[Structured figure records]
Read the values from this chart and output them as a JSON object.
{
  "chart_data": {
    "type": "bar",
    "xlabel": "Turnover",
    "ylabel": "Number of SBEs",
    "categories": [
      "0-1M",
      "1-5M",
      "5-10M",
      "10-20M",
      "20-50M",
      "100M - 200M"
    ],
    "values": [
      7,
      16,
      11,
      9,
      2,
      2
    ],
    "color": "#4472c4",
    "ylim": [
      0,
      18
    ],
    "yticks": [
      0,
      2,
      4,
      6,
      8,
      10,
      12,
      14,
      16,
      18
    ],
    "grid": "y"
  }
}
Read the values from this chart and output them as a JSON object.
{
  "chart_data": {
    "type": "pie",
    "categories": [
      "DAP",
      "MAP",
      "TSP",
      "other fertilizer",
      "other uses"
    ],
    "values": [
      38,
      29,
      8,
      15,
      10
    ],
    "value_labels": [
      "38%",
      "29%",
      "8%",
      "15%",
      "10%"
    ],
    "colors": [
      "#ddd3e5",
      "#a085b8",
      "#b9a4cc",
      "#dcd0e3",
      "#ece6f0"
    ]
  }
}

* [Exercise directions]: Extract the complete set of records unchanged.

* [Written solution]:
Read the values from this chart and output them as a JSON object.
{
  "chart_data": {
    "type": "bar",
    "xlabel": "Turnover",
    "ylabel": "Number of SBEs",
    "categories": [
      "0-1M",
      "1-5M",
      "5-10M",
      "10-20M",
      "20-50M",
      "100M - 200M"
    ],
    "values": [
      7,
      16,
      11,
      9,
      2,
      2
    ],
    "color": "#4472c4",
    "ylim": [
      0,
      18
    ],
    "yticks": [
      0,
      2,
      4,
      6,
      8,
      10,
      12,
      14,
      16,
      18
    ],
    "grid": "y"
  }
}
Read the values from this chart and output them as a JSON object.
{
  "chart_data": {
    "type": "pie",
    "categories": [
      "DAP",
      "MAP",
      "TSP",
      "other fertilizer",
      "other uses"
    ],
    "values": [
      38,
      29,
      8,
      15,
      10
    ],
    "value_labels": [
      "38%",
      "29%",
      "8%",
      "15%",
      "10%"
    ],
    "colors": [
      "#ddd3e5",
      "#a085b8",
      "#b9a4cc",
      "#dcd0e3",
      "#ece6f0"
    ]
  }
}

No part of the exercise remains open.